Given instruction =
Count every line below in which "Quart" occurs, then give only the count.

Exercise inputs =
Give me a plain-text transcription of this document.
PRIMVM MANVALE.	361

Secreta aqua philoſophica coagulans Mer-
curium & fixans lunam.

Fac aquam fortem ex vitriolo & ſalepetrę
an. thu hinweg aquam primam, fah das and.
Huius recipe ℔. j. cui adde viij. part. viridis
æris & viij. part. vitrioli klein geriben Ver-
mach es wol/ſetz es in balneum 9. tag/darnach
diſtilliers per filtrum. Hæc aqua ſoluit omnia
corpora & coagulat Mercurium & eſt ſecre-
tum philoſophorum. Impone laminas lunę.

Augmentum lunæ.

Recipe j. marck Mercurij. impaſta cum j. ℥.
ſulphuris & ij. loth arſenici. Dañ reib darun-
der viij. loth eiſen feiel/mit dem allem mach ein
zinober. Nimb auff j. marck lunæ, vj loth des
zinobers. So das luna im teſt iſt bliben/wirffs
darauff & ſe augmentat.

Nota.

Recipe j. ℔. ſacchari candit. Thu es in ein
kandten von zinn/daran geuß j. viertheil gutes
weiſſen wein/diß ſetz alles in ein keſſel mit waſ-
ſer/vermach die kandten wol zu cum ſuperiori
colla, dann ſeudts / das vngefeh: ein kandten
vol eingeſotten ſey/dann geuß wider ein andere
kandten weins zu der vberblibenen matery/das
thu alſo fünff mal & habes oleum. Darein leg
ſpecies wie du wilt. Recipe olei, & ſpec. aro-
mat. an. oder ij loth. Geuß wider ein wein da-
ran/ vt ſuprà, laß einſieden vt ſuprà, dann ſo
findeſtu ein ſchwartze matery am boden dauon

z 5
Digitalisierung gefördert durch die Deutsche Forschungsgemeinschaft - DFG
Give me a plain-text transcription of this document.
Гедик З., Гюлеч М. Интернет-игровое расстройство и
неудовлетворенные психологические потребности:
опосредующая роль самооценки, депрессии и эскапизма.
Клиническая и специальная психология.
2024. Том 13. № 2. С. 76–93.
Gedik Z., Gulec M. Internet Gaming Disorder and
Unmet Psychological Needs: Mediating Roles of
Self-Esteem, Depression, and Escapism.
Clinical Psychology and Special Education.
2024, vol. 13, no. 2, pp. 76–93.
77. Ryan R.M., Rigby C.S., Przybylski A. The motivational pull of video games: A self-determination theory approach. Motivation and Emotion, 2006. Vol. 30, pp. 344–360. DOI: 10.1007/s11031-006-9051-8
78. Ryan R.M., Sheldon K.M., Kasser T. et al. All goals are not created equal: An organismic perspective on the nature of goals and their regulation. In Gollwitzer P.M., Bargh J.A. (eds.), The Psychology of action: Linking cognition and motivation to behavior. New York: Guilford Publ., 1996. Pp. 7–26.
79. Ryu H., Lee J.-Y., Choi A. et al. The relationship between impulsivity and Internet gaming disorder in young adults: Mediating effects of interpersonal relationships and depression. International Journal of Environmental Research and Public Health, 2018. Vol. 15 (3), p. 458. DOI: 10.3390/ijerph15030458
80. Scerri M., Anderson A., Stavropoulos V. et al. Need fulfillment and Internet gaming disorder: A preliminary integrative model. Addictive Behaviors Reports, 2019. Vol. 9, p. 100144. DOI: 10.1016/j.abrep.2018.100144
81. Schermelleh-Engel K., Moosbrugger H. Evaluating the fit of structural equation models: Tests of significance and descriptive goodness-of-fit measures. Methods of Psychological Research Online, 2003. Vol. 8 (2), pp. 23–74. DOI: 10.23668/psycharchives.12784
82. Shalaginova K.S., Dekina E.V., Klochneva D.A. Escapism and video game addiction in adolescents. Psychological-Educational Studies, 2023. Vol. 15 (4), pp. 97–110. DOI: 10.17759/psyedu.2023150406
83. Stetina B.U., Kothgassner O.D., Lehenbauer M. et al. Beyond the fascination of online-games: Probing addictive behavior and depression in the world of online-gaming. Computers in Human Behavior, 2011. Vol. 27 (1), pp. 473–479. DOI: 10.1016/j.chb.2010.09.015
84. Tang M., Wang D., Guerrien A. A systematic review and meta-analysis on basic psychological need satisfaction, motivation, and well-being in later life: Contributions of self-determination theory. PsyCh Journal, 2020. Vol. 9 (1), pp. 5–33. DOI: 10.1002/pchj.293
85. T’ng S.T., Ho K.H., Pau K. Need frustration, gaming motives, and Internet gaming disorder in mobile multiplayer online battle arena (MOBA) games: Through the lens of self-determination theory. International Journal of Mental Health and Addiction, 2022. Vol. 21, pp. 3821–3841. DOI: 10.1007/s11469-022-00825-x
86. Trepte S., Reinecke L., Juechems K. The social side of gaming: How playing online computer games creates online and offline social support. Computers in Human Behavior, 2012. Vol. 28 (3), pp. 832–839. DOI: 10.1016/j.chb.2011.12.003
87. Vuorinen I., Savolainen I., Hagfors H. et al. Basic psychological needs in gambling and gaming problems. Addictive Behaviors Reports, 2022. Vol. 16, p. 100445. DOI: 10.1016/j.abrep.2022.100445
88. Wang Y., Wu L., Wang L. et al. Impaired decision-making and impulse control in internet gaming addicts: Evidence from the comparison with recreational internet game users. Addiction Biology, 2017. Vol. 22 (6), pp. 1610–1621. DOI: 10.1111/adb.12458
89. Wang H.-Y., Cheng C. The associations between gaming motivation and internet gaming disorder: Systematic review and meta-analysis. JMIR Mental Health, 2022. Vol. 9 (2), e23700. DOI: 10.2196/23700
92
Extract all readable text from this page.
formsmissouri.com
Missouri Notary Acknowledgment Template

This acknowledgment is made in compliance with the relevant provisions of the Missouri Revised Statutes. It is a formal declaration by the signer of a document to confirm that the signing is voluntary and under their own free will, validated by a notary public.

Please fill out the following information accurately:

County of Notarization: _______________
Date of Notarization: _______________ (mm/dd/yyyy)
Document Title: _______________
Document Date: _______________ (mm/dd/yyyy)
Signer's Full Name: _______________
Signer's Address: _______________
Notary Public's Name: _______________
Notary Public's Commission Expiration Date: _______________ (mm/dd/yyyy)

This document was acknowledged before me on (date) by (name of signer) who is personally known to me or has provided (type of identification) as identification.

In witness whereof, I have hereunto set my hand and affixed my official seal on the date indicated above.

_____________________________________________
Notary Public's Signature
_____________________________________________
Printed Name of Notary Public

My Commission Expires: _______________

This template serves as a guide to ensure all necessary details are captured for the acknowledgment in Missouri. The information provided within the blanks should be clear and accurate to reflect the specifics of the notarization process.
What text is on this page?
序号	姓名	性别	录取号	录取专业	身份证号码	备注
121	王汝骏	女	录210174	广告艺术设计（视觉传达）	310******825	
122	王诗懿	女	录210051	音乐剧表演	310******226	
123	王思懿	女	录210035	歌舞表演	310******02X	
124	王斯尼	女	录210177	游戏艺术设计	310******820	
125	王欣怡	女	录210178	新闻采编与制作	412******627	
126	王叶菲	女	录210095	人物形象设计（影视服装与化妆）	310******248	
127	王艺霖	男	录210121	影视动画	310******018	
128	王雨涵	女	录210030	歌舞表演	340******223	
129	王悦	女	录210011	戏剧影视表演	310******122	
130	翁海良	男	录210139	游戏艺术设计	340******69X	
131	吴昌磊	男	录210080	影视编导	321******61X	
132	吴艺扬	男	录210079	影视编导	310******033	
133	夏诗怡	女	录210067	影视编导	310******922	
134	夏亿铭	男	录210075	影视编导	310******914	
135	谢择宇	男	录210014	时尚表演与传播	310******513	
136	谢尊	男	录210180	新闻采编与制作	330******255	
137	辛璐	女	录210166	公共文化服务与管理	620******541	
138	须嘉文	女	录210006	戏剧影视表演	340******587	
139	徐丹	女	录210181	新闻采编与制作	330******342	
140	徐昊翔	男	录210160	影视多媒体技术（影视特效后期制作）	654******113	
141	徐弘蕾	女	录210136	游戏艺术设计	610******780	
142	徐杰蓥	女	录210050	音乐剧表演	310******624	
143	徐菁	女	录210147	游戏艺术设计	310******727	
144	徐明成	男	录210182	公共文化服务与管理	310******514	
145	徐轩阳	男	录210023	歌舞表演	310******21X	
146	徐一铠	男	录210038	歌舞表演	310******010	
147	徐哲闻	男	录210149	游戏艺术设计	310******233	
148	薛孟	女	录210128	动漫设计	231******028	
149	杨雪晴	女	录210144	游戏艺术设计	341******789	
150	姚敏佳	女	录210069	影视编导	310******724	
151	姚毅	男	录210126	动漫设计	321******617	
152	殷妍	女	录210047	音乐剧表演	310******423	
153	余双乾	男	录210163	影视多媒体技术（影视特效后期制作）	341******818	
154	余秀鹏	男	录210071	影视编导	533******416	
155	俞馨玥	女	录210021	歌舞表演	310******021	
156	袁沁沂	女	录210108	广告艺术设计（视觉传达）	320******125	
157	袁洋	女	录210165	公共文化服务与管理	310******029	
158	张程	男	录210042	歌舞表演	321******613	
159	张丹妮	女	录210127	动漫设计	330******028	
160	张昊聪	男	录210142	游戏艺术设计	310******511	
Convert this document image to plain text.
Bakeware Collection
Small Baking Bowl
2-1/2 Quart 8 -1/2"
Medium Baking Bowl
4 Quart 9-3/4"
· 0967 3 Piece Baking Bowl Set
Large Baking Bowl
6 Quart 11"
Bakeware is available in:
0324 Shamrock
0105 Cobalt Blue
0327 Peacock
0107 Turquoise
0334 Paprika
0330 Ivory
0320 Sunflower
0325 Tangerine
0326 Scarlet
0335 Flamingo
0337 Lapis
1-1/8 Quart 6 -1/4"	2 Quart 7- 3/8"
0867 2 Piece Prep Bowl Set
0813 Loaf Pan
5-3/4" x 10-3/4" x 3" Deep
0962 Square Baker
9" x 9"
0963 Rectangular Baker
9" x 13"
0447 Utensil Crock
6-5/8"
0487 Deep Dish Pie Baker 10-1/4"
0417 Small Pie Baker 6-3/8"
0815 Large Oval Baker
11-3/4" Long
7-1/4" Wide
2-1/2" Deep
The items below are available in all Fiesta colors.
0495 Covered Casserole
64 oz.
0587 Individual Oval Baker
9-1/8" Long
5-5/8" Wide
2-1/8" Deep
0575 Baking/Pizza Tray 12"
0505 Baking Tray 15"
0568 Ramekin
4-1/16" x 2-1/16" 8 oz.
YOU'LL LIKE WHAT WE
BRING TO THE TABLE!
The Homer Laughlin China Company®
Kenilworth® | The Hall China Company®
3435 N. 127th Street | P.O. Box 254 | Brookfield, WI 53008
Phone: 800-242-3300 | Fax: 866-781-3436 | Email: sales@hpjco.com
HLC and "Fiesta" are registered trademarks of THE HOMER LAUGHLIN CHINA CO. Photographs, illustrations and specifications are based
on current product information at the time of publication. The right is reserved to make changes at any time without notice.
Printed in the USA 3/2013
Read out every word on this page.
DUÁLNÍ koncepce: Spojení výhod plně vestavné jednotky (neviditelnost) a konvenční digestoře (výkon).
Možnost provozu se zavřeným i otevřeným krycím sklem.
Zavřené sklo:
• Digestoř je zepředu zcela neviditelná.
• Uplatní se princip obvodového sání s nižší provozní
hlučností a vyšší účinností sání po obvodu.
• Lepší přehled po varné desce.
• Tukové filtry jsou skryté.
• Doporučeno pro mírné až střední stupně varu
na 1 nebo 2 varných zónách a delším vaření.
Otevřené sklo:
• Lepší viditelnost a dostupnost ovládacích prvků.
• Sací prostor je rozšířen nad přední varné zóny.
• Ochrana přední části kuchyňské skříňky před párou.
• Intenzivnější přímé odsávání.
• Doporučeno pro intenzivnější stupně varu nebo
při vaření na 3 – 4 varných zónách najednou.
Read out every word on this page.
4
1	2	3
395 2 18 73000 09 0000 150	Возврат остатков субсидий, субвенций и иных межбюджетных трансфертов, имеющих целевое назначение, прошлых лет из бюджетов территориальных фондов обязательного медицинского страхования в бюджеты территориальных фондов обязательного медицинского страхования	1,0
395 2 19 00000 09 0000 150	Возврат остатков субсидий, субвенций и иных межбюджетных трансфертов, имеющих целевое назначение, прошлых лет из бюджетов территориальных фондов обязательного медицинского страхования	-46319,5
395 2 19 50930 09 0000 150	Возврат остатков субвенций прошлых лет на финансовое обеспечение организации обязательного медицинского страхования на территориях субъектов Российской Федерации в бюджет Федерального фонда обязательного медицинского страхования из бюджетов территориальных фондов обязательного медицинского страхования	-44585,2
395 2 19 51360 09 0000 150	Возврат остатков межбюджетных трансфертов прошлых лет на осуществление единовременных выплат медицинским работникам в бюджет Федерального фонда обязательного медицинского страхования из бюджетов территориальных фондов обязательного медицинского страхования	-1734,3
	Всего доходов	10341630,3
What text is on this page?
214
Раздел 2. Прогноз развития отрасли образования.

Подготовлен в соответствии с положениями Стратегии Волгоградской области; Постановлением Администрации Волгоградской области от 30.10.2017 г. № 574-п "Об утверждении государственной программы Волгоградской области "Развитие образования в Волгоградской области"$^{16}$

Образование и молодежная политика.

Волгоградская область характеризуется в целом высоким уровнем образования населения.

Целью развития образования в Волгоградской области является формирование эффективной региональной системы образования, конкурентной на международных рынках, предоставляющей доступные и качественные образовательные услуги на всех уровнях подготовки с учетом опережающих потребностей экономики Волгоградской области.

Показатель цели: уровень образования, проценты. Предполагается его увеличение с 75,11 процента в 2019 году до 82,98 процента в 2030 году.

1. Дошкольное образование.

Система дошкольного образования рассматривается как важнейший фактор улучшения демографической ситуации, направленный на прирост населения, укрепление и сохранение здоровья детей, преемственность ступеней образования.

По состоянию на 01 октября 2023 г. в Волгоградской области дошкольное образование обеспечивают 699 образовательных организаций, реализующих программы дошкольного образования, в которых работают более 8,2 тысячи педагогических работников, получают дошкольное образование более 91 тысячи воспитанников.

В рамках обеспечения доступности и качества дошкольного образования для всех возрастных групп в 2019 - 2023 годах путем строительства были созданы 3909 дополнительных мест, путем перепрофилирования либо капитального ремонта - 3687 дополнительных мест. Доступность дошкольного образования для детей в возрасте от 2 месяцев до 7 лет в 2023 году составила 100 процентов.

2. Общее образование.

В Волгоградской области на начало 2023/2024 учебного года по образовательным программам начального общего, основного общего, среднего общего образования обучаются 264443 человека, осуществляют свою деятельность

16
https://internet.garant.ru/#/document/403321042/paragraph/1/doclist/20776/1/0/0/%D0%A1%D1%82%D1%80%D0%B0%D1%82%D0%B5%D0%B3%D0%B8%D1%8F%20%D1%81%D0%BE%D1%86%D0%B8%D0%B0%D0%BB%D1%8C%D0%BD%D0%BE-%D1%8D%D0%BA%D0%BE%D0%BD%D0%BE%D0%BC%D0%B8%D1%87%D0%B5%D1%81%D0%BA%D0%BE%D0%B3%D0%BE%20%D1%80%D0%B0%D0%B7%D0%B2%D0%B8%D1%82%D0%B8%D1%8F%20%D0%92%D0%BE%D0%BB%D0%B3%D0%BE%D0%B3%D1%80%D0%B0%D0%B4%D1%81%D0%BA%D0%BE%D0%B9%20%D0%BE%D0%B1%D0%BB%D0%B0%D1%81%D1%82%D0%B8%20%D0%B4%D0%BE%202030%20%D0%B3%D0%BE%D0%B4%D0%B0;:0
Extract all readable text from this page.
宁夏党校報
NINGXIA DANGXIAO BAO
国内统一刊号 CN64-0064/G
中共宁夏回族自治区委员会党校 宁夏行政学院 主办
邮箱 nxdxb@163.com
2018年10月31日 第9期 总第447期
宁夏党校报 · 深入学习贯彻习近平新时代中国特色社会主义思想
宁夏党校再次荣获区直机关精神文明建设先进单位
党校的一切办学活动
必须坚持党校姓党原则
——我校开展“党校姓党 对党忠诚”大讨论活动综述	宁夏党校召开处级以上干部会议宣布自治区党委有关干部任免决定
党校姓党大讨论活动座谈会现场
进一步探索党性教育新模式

Task answer =
4